Dettagli del quesito:
Trascriva per intero e senza alcuna modifica il testo sui fitati negli alimenti.

Estratto del documento:
-*-
La fermentazione è utilizzata fin dall’antichità come trattamento e metodo di conservazione degli alimenti. Durante questo processo, a seguito della produzione di acido lattico ed altri acidi organici, si ha una riduzione del pH ed una conseguente attivazione delle fitasi endogene, enzimi che si trovano in piante e microrganismi e possiedono la capacità di idrolizzare i fitati.
Nella preparazione di prodotti alimentari, soprattutto nei processi di fermentazione, germinazione, e ammollo vengono attivate o aggiunte fitasi, sia di origine vegetale che microbica, per ridurre il contenuto di fitati e migliorare così la biodisponibilità di minerali e oligoelementi.
FITATI NEL PANE
Nella preparazione del pane, l’idrolisi dei fitati avviene principalmente durante la lievitazione. Nella fase di fermentazione del pane, l’acidità dell’impasto rappresenta un fattore importante per ottenere una buona riduzione del contenuto di fitati. Inoltre, è stata dimostrata una maggiore diminuzione dei fitati mediante l’utilizzo di lievito madre, questo a causa della leggera acidificazione dell’impasto (intorno a pH 5.5) ottenuta tramite impiego di madre acida o di acido lattico.
RIMOZIONE MECCANICA DEI FITATI
Un altro metodo per modificare il contenuto di fitati è la rimozione meccanica degli stessi. La caratteristiche di questo processo dipendono dalla tipologia dei semi trattati e dalla distribuzione morfologica dei fitati nei semi. Ad esempio, nella maggior parte dei semi oleosi e nei cereali i fitati sono localizzati nello strato aleuronico e in misura minore nel germe, perciò durante i processi di molitura si può arrivare ad una riduzione pari al 90% di questi composti.
-*-
[Righe di un dataset]
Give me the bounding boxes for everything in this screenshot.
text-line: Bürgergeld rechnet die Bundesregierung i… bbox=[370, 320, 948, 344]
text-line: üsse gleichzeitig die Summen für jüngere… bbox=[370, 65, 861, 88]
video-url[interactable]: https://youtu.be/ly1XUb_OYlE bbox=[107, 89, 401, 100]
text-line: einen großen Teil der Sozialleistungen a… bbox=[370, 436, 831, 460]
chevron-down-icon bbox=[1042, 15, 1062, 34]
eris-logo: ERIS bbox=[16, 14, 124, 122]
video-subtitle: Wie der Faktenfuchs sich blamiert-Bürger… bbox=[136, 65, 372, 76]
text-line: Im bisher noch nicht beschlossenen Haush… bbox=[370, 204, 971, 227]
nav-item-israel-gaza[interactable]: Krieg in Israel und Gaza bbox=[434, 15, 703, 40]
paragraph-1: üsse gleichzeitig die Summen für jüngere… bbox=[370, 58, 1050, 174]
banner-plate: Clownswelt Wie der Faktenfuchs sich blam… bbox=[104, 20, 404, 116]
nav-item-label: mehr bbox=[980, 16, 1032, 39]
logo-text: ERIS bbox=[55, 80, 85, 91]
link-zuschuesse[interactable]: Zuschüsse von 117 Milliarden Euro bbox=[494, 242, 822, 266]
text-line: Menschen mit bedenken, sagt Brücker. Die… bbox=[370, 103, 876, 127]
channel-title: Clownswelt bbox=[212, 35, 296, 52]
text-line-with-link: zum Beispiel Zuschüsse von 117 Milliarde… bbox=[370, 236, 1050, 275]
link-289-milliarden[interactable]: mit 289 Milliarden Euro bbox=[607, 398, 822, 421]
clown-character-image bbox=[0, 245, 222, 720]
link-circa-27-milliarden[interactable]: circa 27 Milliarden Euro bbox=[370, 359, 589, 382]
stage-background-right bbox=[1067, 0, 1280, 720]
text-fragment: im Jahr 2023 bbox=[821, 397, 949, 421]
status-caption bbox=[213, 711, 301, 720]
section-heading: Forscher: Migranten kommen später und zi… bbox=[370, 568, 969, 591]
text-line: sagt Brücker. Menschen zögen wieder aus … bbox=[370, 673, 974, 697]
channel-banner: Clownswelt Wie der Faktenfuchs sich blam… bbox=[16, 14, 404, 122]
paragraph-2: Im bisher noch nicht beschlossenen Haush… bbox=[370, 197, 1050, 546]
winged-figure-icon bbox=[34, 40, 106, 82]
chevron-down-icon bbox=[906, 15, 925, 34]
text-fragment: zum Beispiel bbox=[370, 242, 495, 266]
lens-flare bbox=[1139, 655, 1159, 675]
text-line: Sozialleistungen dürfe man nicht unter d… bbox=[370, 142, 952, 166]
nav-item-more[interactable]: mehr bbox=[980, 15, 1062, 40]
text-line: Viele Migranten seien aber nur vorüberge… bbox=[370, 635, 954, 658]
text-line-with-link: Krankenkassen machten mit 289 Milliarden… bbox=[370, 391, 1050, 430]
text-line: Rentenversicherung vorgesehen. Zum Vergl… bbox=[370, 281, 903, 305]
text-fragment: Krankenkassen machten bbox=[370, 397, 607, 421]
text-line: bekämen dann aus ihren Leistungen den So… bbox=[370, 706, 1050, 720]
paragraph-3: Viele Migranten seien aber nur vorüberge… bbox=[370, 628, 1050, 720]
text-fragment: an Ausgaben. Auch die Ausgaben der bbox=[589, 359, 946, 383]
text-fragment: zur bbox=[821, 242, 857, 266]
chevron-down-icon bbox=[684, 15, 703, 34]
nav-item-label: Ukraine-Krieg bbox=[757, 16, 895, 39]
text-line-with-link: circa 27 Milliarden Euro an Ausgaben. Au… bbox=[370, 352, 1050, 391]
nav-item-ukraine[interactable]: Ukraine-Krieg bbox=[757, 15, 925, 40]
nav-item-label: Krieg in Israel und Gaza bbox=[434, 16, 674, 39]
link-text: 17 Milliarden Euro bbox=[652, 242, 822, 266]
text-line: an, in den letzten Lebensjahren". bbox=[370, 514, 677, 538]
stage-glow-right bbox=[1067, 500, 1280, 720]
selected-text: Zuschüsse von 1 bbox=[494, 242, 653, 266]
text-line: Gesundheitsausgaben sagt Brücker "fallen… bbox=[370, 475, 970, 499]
-*-
Area di risposta:
La fermentazione è utilizzata fin dall’antichità come trattamento e metodo di conservazione degli alimenti. Durante questo processo, a seguito della produzione di acido lattico ed altri acidi organici, si ha una riduzione del pH ed una conseguente attivazione delle fitasi endogene, enzimi che si trovano in piante e microrganismi e possiedono la capacità di idrolizzare i fitati.
Nella preparazione di prodotti alimentari, soprattutto nei processi di fermentazione, germinazione, e ammollo vengono attivate o aggiunte fitasi, sia di origine vegetale che microbica, per ridurre il contenuto di fitati e migliorare così la biodisponibilità di minerali e oligoelementi.
FITATI NEL PANE
Nella preparazione del pane, l’idrolisi dei fitati avviene principalmente durante la lievitazione. Nella fase di fermentazione del pane, l’acidità dell’impasto rappresenta un fattore importante per ottenere una buona riduzione del contenuto di fitati. Inoltre, è stata dimostrata una maggiore diminuzione dei fitati mediante l’utilizzo di lievito madre, questo a causa della leggera acidificazione dell’impasto (intorno a pH 5.5) ottenuta tramite impiego di madre acida o di acido lattico.
RIMOZIONE MECCANICA DEI FITATI
Un altro metodo per modificare il contenuto di fitati è la rimozione meccanica degli stessi. La caratteristiche di questo processo dipendono dalla tipologia dei semi trattati e dalla distribuzione morfologica dei fitati nei semi. Ad esempio, nella maggior parte dei semi oleosi e nei cereali i fitati sono localizzati nello strato aleuronico e in misura minore nel germe, perciò durante i processi di molitura si può arrivare ad una riduzione pari al 90% di questi composti.